:: Directive ::
Seek out every line containing the word "отсутствия", and copy each.

:: Stored rows ::
--- --- ---

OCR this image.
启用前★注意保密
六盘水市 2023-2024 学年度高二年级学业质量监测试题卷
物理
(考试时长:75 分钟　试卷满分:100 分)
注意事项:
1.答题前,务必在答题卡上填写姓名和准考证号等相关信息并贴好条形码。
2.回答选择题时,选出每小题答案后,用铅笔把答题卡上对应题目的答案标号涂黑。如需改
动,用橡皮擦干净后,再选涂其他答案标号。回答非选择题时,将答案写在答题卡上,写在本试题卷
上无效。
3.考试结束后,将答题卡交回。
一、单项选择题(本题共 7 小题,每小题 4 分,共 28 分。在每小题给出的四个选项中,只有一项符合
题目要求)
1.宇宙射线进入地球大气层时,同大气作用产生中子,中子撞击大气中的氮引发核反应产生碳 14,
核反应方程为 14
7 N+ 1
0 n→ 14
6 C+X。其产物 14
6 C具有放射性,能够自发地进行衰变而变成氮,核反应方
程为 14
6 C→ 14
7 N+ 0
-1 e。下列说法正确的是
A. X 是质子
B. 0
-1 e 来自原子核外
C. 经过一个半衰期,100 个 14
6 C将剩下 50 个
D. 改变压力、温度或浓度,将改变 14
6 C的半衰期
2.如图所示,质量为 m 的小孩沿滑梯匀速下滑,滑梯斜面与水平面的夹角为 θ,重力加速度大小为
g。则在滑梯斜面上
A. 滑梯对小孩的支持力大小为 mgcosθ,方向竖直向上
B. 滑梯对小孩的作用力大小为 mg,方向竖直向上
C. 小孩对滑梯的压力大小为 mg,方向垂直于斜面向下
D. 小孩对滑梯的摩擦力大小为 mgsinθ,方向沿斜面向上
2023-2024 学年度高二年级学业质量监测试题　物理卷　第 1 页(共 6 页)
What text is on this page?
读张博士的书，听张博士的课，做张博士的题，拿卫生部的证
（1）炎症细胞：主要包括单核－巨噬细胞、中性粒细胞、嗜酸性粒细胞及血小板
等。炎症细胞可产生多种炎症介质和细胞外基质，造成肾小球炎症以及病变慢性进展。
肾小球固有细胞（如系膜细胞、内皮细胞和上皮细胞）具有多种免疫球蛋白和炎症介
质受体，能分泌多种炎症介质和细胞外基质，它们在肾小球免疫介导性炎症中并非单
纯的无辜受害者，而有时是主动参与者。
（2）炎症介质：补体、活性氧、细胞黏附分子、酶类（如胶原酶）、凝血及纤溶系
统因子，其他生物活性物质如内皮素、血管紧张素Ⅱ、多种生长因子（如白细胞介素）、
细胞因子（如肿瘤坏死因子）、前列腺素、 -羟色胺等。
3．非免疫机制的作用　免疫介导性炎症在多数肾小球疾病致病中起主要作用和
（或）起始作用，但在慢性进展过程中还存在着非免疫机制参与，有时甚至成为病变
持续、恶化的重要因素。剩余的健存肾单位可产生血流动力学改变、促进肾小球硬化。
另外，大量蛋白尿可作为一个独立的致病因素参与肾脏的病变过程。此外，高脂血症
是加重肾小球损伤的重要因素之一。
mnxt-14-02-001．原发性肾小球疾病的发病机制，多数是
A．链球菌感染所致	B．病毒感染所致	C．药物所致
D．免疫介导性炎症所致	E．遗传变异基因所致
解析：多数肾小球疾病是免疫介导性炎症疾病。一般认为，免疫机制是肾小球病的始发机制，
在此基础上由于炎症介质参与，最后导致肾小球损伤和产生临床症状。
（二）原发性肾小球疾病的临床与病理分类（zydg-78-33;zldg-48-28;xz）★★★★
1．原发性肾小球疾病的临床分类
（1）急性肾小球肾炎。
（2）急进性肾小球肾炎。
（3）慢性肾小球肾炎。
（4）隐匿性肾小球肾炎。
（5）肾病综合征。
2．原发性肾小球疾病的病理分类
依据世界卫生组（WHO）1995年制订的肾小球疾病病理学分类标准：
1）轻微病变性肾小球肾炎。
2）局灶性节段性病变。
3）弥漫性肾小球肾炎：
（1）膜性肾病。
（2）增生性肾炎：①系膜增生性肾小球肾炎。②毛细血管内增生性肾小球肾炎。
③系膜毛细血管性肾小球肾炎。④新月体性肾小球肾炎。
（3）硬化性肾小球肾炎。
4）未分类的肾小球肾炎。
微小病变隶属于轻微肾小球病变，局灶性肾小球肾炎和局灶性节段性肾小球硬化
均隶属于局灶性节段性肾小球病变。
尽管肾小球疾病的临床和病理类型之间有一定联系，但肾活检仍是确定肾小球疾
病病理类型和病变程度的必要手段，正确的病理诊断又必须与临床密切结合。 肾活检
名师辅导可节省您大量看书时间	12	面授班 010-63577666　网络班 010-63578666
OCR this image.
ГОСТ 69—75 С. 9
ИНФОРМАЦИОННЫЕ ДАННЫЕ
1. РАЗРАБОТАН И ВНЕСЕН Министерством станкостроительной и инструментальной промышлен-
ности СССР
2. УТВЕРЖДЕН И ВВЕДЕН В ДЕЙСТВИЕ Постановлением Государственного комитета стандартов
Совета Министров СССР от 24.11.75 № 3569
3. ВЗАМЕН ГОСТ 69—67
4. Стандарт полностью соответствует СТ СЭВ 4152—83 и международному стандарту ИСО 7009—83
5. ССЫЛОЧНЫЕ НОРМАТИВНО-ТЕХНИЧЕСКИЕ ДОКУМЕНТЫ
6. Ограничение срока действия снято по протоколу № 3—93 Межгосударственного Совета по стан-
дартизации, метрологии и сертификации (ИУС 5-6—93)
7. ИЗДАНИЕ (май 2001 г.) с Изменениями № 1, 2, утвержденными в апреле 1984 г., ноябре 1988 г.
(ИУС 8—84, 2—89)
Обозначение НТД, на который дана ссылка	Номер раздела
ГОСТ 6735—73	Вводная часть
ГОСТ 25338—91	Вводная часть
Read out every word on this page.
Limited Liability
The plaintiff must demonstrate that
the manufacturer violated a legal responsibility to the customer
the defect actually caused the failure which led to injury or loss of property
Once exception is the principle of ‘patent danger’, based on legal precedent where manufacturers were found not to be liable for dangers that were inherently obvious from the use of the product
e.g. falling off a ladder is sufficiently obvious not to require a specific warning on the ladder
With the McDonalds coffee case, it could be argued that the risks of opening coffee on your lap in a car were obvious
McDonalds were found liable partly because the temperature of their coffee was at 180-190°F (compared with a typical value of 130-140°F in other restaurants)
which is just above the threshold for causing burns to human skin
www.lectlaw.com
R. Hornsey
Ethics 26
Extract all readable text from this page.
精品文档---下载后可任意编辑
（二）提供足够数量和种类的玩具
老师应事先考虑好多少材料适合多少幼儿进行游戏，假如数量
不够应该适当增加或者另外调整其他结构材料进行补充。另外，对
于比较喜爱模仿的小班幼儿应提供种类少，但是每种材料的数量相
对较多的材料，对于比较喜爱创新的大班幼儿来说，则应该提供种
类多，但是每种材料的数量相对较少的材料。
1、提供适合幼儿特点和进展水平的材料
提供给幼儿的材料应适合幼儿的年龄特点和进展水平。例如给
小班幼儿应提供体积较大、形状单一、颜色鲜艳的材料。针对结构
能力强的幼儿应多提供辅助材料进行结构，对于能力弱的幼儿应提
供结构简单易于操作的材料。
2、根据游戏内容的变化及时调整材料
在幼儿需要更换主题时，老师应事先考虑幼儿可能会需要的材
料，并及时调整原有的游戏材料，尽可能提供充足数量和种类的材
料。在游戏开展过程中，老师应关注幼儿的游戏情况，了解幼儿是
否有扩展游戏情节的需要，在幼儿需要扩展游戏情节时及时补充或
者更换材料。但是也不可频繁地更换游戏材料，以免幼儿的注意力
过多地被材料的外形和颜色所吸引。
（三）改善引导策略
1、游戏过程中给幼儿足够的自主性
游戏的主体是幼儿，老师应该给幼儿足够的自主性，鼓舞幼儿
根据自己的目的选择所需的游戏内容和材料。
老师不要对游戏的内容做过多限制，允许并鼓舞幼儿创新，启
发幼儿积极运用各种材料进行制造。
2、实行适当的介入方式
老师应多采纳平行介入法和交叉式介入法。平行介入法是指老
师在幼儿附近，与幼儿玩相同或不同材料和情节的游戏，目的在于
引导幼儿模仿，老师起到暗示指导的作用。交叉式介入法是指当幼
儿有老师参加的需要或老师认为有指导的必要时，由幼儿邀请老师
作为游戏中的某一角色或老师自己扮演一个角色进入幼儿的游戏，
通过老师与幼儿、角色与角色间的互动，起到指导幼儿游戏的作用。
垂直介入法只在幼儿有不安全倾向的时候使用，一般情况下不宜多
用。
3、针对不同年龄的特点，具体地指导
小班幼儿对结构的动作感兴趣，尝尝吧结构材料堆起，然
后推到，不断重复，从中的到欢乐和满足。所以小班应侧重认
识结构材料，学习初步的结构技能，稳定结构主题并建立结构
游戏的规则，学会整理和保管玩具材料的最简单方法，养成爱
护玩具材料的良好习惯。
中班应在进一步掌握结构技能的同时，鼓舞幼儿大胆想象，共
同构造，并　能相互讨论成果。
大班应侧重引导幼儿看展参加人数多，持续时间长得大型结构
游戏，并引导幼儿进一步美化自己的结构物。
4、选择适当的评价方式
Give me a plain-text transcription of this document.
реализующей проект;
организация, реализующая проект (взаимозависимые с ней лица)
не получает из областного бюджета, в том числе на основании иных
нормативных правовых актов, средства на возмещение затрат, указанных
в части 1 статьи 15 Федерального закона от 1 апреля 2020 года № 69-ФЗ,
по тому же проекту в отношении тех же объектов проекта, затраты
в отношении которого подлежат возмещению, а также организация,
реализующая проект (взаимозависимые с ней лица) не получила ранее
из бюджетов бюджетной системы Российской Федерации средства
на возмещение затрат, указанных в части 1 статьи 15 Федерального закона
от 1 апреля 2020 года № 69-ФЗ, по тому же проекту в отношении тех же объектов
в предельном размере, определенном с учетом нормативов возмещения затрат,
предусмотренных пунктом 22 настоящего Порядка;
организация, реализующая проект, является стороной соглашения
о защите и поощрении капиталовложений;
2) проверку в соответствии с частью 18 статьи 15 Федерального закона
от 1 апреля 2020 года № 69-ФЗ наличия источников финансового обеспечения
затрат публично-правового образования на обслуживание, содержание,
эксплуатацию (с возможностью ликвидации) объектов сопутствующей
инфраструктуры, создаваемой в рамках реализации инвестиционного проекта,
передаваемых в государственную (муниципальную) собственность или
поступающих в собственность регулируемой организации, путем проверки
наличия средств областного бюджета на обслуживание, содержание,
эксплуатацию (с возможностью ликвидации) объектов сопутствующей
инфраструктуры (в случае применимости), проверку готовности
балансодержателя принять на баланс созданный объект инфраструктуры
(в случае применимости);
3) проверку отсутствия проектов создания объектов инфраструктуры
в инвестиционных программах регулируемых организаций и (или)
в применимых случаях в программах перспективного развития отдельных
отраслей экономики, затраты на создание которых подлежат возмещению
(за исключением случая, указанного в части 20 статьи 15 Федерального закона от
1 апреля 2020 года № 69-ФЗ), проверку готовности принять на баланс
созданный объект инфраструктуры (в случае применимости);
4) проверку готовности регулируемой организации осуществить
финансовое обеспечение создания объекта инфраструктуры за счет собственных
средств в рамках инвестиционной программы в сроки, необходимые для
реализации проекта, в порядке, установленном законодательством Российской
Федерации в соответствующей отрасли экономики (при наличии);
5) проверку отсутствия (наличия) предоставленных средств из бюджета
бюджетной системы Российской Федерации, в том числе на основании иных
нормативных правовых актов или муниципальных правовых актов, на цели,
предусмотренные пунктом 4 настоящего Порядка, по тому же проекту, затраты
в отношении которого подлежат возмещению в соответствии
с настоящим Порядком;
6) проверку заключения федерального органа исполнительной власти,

--- --- ---

:: Full answer ::
3) проверку отсутствия проектов создания объектов инфраструктуры
5) проверку отсутствия (наличия) предоставленных средств из бюджета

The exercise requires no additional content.